**Task directions:** Quote all entries exactly, leaving pictures aside.

**Given entries:**
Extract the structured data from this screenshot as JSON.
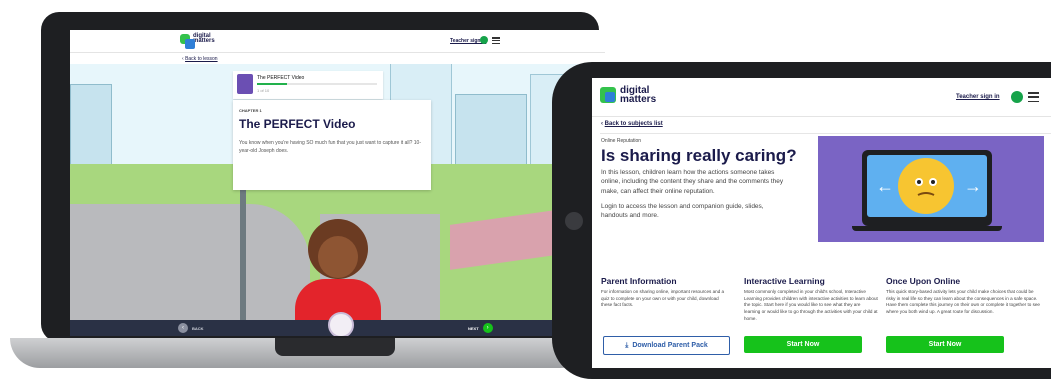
{
  "brand": {
    "line1": "digital",
    "line2": "matters"
  },
  "laptop": {
    "teacher_link": "Teacher sign in",
    "back_link": "Back to lesson",
    "video_title": "The PERFECT Video",
    "video_meta": "1 of 10",
    "chapter": "CHAPTER 1",
    "heading": "The PERFECT Video",
    "body": "You know when you're having SO much fun that you just want to capture it all? 10-year-old Joseph does.",
    "nav_back": "BACK",
    "nav_next": "NEXT",
    "progress": 0.25
  },
  "tablet": {
    "teacher_link": "Teacher sign in",
    "back_link": "Back to subjects list",
    "eyebrow": "Online Reputation",
    "title": "Is sharing really caring?",
    "intro": "In this lesson, children learn how the actions someone takes online, including the content they share and the comments they make, can affect their online reputation.",
    "login_text": "Login to access the lesson and companion guide, slides, handouts and more.",
    "columns": [
      {
        "title": "Parent Information",
        "body": "For information on sharing online, important resources and a quiz to complete on your own or with your child, download these fact facts.",
        "button": "Download Parent Pack"
      },
      {
        "title": "Interactive Learning",
        "body": "Most commonly completed in your child's school, Interactive Learning provides children with interactive activities to learn about the topic. Start here if you would like to see what they are learning or would like to go through the activities with your child at home.",
        "button": "Start Now"
      },
      {
        "title": "Once Upon Online",
        "body": "This quick story-based activity lets your child make choices that could be risky in real life so they can learn about the consequences in a safe space. Have them complete this journey on their own or complete it together to see where you both wind up. A great route for discussion.",
        "button": "Start Now"
      }
    ]
  },
  "colors": {
    "accent_green": "#16c21b",
    "brand_navy": "#1b1b4b",
    "hero_purple": "#7a64c4",
    "footer_navy": "#2a3145"
  },
  "icons": [
    "user-icon",
    "hamburger-icon",
    "chevron-left-icon",
    "chevron-right-icon",
    "download-icon",
    "thinking-emoji-icon",
    "arrow-left-icon",
    "arrow-right-icon"
  ]
}
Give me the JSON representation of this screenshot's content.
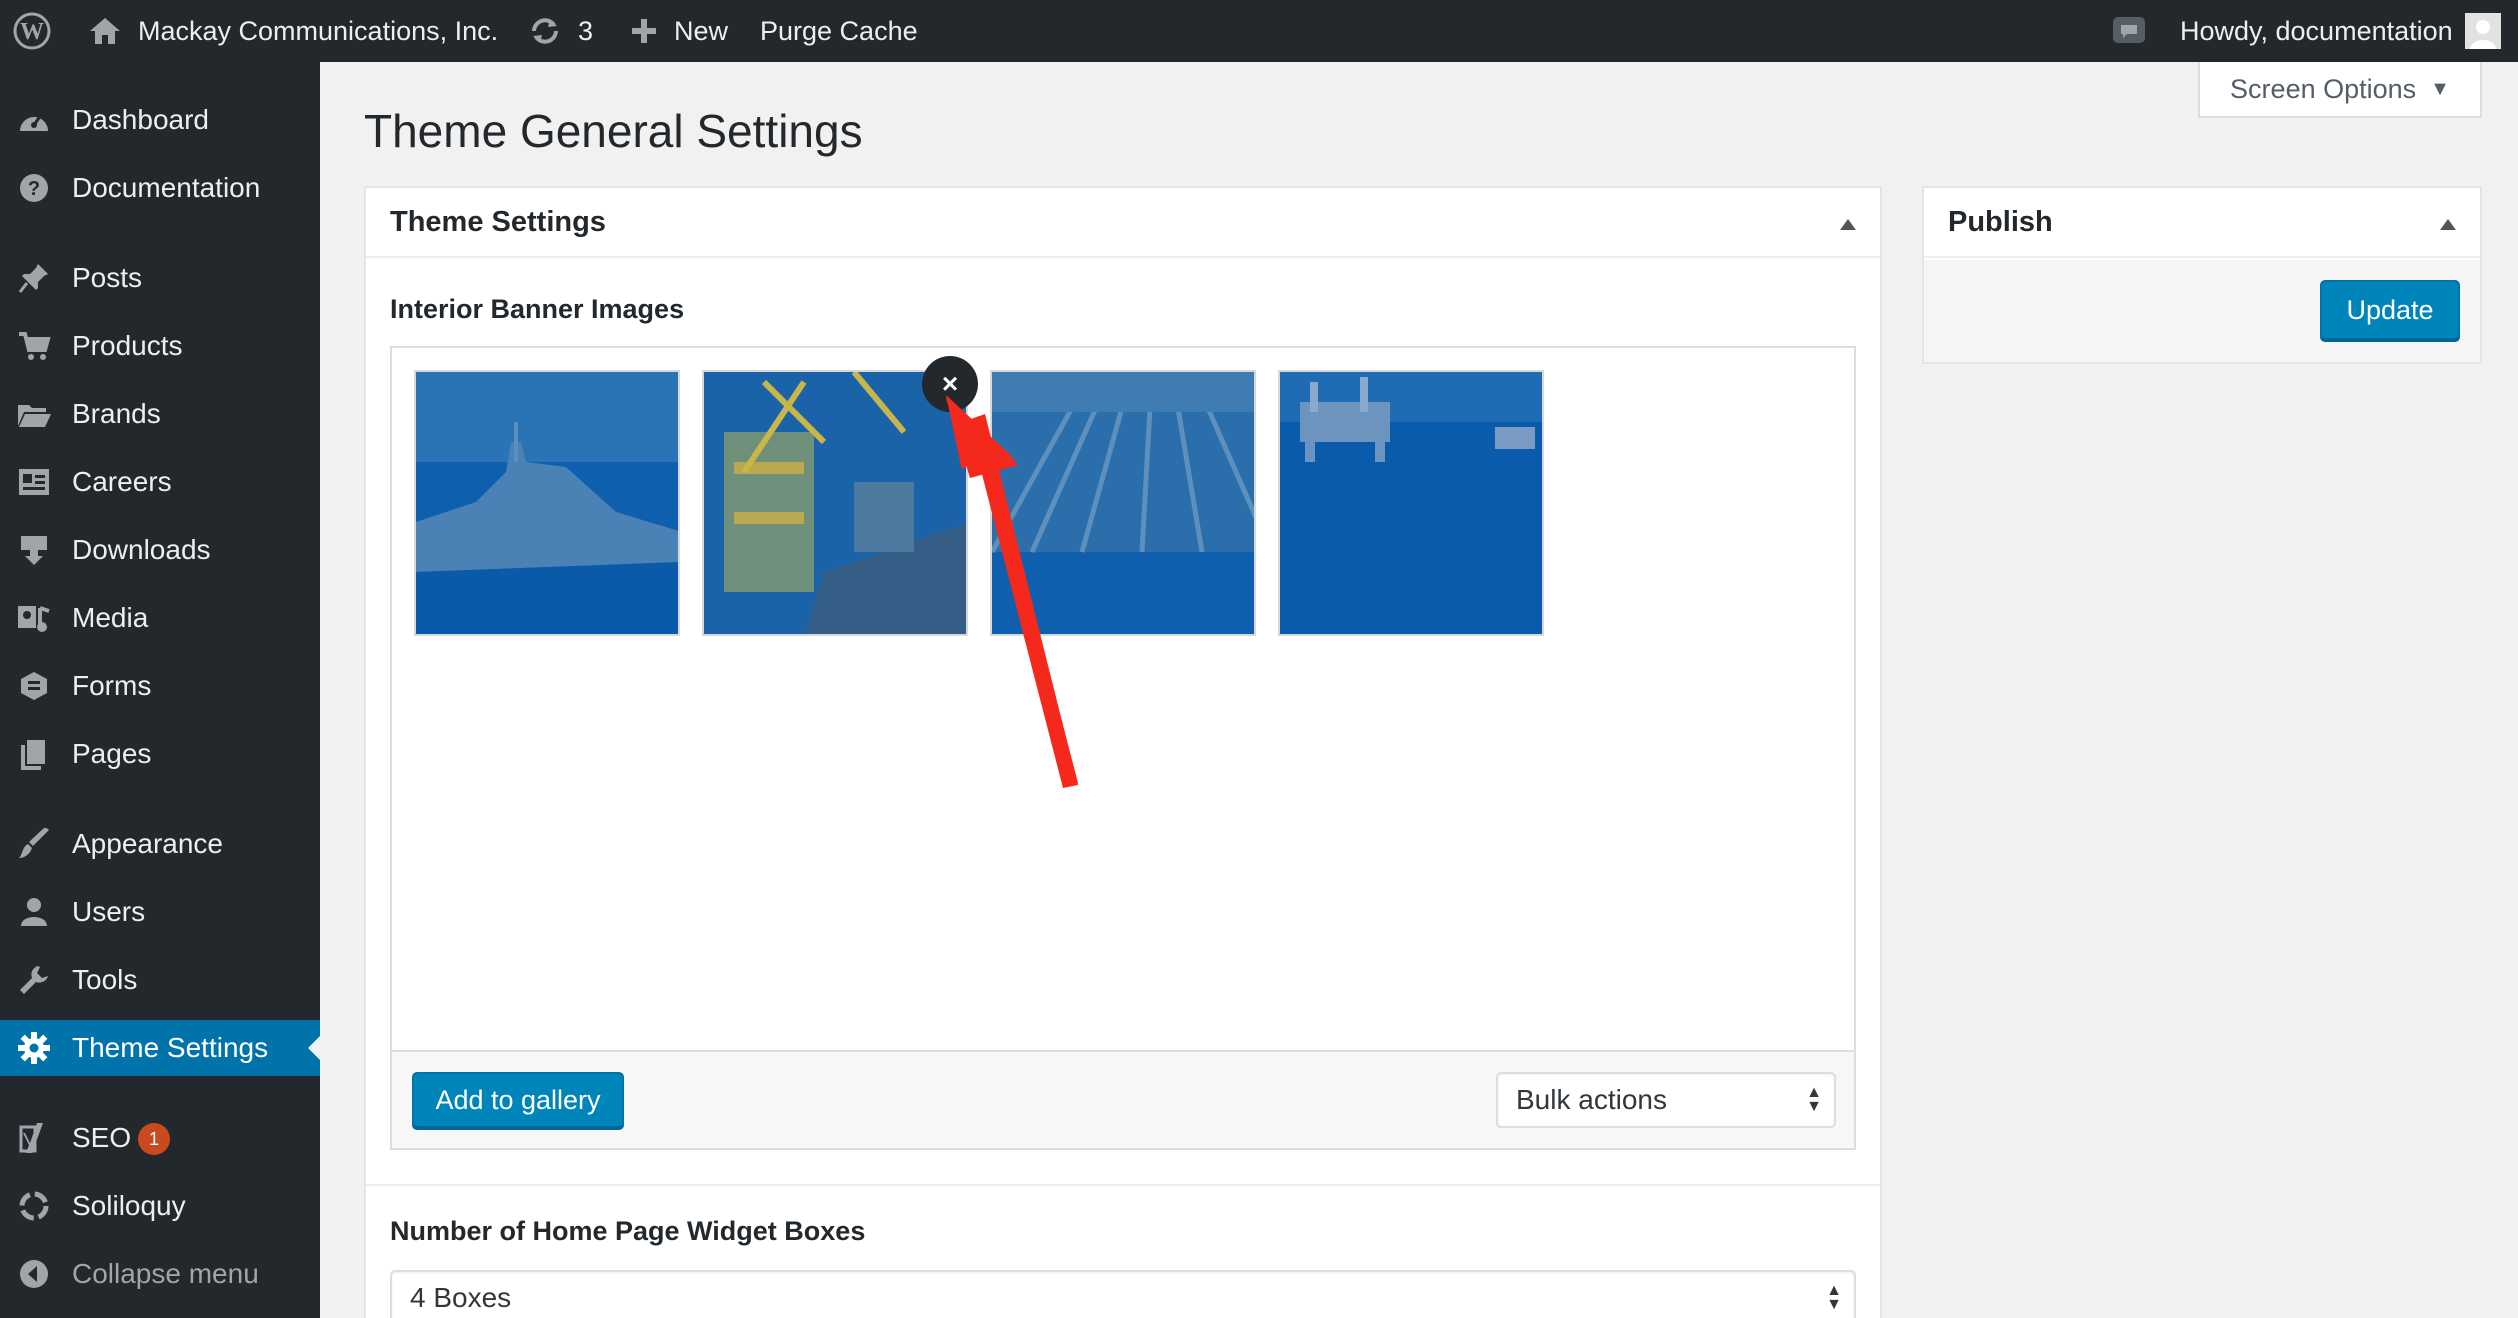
{
  "adminbar": {
    "site_name": "Mackay Communications, Inc.",
    "updates_count": "3",
    "new_label": "New",
    "purge_label": "Purge Cache",
    "howdy": "Howdy, documentation"
  },
  "sidebar": {
    "items": [
      {
        "label": "Dashboard",
        "icon": "dashboard-icon"
      },
      {
        "label": "Documentation",
        "icon": "question-icon"
      },
      {
        "label": "Posts",
        "icon": "pin-icon"
      },
      {
        "label": "Products",
        "icon": "cart-icon"
      },
      {
        "label": "Brands",
        "icon": "folder-icon"
      },
      {
        "label": "Careers",
        "icon": "id-card-icon"
      },
      {
        "label": "Downloads",
        "icon": "download-icon"
      },
      {
        "label": "Media",
        "icon": "media-icon"
      },
      {
        "label": "Forms",
        "icon": "forms-icon"
      },
      {
        "label": "Pages",
        "icon": "pages-icon"
      },
      {
        "label": "Appearance",
        "icon": "brush-icon"
      },
      {
        "label": "Users",
        "icon": "user-icon"
      },
      {
        "label": "Tools",
        "icon": "wrench-icon"
      },
      {
        "label": "Theme Settings",
        "icon": "gear-icon"
      },
      {
        "label": "SEO",
        "icon": "yoast-icon",
        "badge": "1"
      },
      {
        "label": "Soliloquy",
        "icon": "soliloquy-icon"
      },
      {
        "label": "Collapse menu",
        "icon": "collapse-icon"
      }
    ]
  },
  "screen_options": {
    "label": "Screen Options"
  },
  "page": {
    "title": "Theme General Settings"
  },
  "settings_box": {
    "title": "Theme Settings",
    "gallery_label": "Interior Banner Images",
    "add_gallery": "Add to gallery",
    "bulk_actions": "Bulk actions",
    "remove_symbol": "×",
    "widget_label": "Number of Home Page Widget Boxes",
    "widget_value": "4 Boxes"
  },
  "publish": {
    "title": "Publish",
    "update": "Update"
  },
  "colors": {
    "accent": "#0073aa",
    "button": "#0085ba",
    "sidebar": "#23282d",
    "annotation": "#f4291c",
    "badge": "#ca4a1f"
  }
}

**Answer to the exercise:**
Extract the structured data from this screenshot as JSON.
{
  "brand": {
    "line1": "digital",
    "line2": "matters"
  },
  "laptop": {
    "teacher_link": "Teacher sign in",
    "back_link": "Back to lesson",
    "video_title": "The PERFECT Video",
    "video_meta": "1 of 10",
    "chapter": "CHAPTER 1",
    "heading": "The PERFECT Video",
    "body": "You know when you're having SO much fun that you just want to capture it all? 10-year-old Joseph does.",
    "nav_back": "BACK",
    "nav_next": "NEXT",
    "progress": 0.25
  },
  "tablet": {
    "teacher_link": "Teacher sign in",
    "back_link": "Back to subjects list",
    "eyebrow": "Online Reputation",
    "title": "Is sharing really caring?",
    "intro": "In this lesson, children learn how the actions someone takes online, including the content they share and the comments they make, can affect their online reputation.",
    "login_text": "Login to access the lesson and companion guide, slides, handouts and more.",
    "columns": [
      {
        "title": "Parent Information",
        "body": "For information on sharing online, important resources and a quiz to complete on your own or with your child, download these fact facts.",
        "button": "Download Parent Pack"
      },
      {
        "title": "Interactive Learning",
        "body": "Most commonly completed in your child's school, Interactive Learning provides children with interactive activities to learn about the topic. Start here if you would like to see what they are learning or would like to go through the activities with your child at home.",
        "button": "Start Now"
      },
      {
        "title": "Once Upon Online",
        "body": "This quick story-based activity lets your child make choices that could be risky in real life so they can learn about the consequences in a safe space. Have them complete this journey on their own or complete it together to see where you both wind up. A great route for discussion.",
        "button": "Start Now"
      }
    ]
  },
  "colors": {
    "accent_green": "#16c21b",
    "brand_navy": "#1b1b4b",
    "hero_purple": "#7a64c4",
    "footer_navy": "#2a3145"
  },
  "icons": [
    "user-icon",
    "hamburger-icon",
    "chevron-left-icon",
    "chevron-right-icon",
    "download-icon",
    "thinking-emoji-icon",
    "arrow-left-icon",
    "arrow-right-icon"
  ]
}
Give me the JSON representation of this screenshot's content.
{
  "adminbar": {
    "site_name": "Mackay Communications, Inc.",
    "updates_count": "3",
    "new_label": "New",
    "purge_label": "Purge Cache",
    "howdy": "Howdy, documentation"
  },
  "sidebar": {
    "items": [
      {
        "label": "Dashboard",
        "icon": "dashboard-icon"
      },
      {
        "label": "Documentation",
        "icon": "question-icon"
      },
      {
        "label": "Posts",
        "icon": "pin-icon"
      },
      {
        "label": "Products",
        "icon": "cart-icon"
      },
      {
        "label": "Brands",
        "icon": "folder-icon"
      },
      {
        "label": "Careers",
        "icon": "id-card-icon"
      },
      {
        "label": "Downloads",
        "icon": "download-icon"
      },
      {
        "label": "Media",
        "icon": "media-icon"
      },
      {
        "label": "Forms",
        "icon": "forms-icon"
      },
      {
        "label": "Pages",
        "icon": "pages-icon"
      },
      {
        "label": "Appearance",
        "icon": "brush-icon"
      },
      {
        "label": "Users",
        "icon": "user-icon"
      },
      {
        "label": "Tools",
        "icon": "wrench-icon"
      },
      {
        "label": "Theme Settings",
        "icon": "gear-icon"
      },
      {
        "label": "SEO",
        "icon": "yoast-icon",
        "badge": "1"
      },
      {
        "label": "Soliloquy",
        "icon": "soliloquy-icon"
      },
      {
        "label": "Collapse menu",
        "icon": "collapse-icon"
      }
    ]
  },
  "screen_options": {
    "label": "Screen Options"
  },
  "page": {
    "title": "Theme General Settings"
  },
  "settings_box": {
    "title": "Theme Settings",
    "gallery_label": "Interior Banner Images",
    "add_gallery": "Add to gallery",
    "bulk_actions": "Bulk actions",
    "remove_symbol": "×",
    "widget_label": "Number of Home Page Widget Boxes",
    "widget_value": "4 Boxes"
  },
  "publish": {
    "title": "Publish",
    "update": "Update"
  },
  "colors": {
    "accent": "#0073aa",
    "button": "#0085ba",
    "sidebar": "#23282d",
    "annotation": "#f4291c",
    "badge": "#ca4a1f"
  }
}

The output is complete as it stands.